# [EXERCISE INPUT]

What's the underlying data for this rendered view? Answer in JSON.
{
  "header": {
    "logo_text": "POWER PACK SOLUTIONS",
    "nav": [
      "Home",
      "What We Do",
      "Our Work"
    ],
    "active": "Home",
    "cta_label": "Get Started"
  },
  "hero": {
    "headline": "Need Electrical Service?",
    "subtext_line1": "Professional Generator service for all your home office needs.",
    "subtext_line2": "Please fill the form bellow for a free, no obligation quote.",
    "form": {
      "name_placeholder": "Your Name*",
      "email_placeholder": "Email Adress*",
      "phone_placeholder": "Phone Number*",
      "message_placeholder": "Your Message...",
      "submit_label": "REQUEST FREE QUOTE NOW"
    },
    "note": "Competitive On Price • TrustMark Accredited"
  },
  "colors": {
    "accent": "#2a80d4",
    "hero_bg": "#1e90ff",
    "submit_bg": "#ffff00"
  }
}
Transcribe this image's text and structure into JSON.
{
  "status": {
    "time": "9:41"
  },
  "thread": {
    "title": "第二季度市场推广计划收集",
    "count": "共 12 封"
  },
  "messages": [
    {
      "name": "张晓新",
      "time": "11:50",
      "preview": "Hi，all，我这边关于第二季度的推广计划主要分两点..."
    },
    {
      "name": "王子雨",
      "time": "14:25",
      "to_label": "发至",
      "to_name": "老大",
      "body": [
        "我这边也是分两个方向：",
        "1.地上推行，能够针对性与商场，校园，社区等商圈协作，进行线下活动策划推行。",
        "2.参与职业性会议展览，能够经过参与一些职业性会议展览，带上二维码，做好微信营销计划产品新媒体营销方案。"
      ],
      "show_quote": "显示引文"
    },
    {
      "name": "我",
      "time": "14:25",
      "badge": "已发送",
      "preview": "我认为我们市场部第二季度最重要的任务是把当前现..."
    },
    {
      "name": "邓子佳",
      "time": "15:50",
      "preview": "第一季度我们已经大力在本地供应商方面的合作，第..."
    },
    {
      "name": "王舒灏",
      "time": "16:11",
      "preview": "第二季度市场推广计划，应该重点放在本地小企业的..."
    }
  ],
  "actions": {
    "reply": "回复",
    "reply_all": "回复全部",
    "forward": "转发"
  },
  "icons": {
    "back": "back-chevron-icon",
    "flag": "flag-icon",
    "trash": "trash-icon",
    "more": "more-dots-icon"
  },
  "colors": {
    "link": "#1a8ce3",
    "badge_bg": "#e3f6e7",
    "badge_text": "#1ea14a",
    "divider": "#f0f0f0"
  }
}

# [WHAT THE TASK ASKS]
How many lines of these entries contain the string "form"? Reply with the number alone.

# [RESULT OF THIS EXERCISE]
2